CHALLENGE:
Copy each line of the listing below exactly.

────

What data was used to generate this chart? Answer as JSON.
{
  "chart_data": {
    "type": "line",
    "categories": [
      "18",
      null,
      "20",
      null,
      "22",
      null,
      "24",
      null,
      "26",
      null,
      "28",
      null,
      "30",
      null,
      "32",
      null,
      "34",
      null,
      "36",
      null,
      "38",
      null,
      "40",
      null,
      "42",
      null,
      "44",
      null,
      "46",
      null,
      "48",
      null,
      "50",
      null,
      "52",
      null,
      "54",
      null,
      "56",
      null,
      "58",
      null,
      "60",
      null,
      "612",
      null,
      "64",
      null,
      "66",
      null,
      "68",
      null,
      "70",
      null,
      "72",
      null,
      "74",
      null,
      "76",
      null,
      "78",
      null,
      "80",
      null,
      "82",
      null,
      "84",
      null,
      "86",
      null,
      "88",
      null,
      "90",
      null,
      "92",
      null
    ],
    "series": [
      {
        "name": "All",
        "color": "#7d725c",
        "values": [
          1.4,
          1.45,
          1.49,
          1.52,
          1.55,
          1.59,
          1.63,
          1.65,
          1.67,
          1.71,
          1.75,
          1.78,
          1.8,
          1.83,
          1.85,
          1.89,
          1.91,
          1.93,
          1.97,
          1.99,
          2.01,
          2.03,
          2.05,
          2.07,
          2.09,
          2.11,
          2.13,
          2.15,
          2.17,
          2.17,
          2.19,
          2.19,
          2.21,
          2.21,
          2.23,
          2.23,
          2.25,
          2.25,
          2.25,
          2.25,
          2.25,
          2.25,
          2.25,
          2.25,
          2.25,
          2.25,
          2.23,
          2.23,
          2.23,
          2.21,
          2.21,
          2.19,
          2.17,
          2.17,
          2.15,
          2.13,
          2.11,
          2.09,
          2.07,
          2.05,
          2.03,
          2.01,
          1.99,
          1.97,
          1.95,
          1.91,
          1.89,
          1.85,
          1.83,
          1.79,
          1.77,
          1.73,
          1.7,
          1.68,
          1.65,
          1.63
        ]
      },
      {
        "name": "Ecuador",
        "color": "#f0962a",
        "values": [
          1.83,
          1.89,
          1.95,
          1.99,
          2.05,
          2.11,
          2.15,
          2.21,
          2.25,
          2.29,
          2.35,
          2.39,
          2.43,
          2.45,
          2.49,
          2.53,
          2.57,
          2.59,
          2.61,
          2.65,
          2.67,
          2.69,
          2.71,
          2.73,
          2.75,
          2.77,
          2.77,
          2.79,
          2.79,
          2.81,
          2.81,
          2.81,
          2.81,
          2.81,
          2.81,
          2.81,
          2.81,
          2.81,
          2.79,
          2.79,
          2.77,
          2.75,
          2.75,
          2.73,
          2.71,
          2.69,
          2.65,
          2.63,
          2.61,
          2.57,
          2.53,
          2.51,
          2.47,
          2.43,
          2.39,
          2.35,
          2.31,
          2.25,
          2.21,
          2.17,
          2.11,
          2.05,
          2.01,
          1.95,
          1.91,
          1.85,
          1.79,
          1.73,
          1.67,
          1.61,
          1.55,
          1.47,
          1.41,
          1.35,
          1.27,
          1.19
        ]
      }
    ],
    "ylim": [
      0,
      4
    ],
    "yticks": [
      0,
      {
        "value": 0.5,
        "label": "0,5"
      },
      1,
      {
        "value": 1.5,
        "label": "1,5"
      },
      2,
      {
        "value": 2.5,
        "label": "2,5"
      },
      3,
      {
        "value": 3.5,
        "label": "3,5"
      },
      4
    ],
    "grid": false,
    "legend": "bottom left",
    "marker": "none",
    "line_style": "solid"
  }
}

────

FULL RESPONSE:
What data was used to generate this chart? Answer as JSON.
{
  "chart_data": {
    "type": "line",
    "categories": [
      "18",
      null,
      "20",
      null,
      "22",
      null,
      "24",
      null,
      "26",
      null,
      "28",
      null,
      "30",
      null,
      "32",
      null,
      "34",
      null,
      "36",
      null,
      "38",
      null,
      "40",
      null,
      "42",
      null,
      "44",
      null,
      "46",
      null,
      "48",
      null,
      "50",
      null,
      "52",
      null,
      "54",
      null,
      "56",
      null,
      "58",
      null,
      "60",
      null,
      "612",
      null,
      "64",
      null,
      "66",
      null,
      "68",
      null,
      "70",
      null,
      "72",
      null,
      "74",
      null,
      "76",
      null,
      "78",
      null,
      "80",
      null,
      "82",
      null,
      "84",
      null,
      "86",
      null,
      "88",
      null,
      "90",
      null,
      "92",
      null
    ],
    "series": [
      {
        "name": "All",
        "color": "#7d725c",
        "values": [
          1.4,
          1.45,
          1.49,
          1.52,
          1.55,
          1.59,
          1.63,
          1.65,
          1.67,
          1.71,
          1.75,
          1.78,
          1.8,
          1.83,
          1.85,
          1.89,
          1.91,
          1.93,
          1.97,
          1.99,
          2.01,
          2.03,
          2.05,
          2.07,
          2.09,
          2.11,
          2.13,
          2.15,
          2.17,
          2.17,
          2.19,
          2.19,
          2.21,
          2.21,
          2.23,
          2.23,
          2.25,
          2.25,
          2.25,
          2.25,
          2.25,
          2.25,
          2.25,
          2.25,
          2.25,
          2.25,
          2.23,
          2.23,
          2.23,
          2.21,
          2.21,
          2.19,
          2.17,
          2.17,
          2.15,
          2.13,
          2.11,
          2.09,
          2.07,
          2.05,
          2.03,
          2.01,
          1.99,
          1.97,
          1.95,
          1.91,
          1.89,
          1.85,
          1.83,
          1.79,
          1.77,
          1.73,
          1.7,
          1.68,
          1.65,
          1.63
        ]
      },
      {
        "name": "Ecuador",
        "color": "#f0962a",
        "values": [
          1.83,
          1.89,
          1.95,
          1.99,
          2.05,
          2.11,
          2.15,
          2.21,
          2.25,
          2.29,
          2.35,
          2.39,
          2.43,
          2.45,
          2.49,
          2.53,
          2.57,
          2.59,
          2.61,
          2.65,
          2.67,
          2.69,
          2.71,
          2.73,
          2.75,
          2.77,
          2.77,
          2.79,
          2.79,
          2.81,
          2.81,
          2.81,
          2.81,
          2.81,
          2.81,
          2.81,
          2.81,
          2.81,
          2.79,
          2.79,
          2.77,
          2.75,
          2.75,
          2.73,
          2.71,
          2.69,
          2.65,
          2.63,
          2.61,
          2.57,
          2.53,
          2.51,
          2.47,
          2.43,
          2.39,
          2.35,
          2.31,
          2.25,
          2.21,
          2.17,
          2.11,
          2.05,
          2.01,
          1.95,
          1.91,
          1.85,
          1.79,
          1.73,
          1.67,
          1.61,
          1.55,
          1.47,
          1.41,
          1.35,
          1.27,
          1.19
        ]
      }
    ],
    "ylim": [
      0,
      4
    ],
    "yticks": [
      0,
      {
        "value": 0.5,
        "label": "0,5"
      },
      1,
      {
        "value": 1.5,
        "label": "1,5"
      },
      2,
      {
        "value": 2.5,
        "label": "2,5"
      },
      3,
      {
        "value": 3.5,
        "label": "3,5"
      },
      4
    ],
    "grid": false,
    "legend": "bottom left",
    "marker": "none",
    "line_style": "solid"
  }
}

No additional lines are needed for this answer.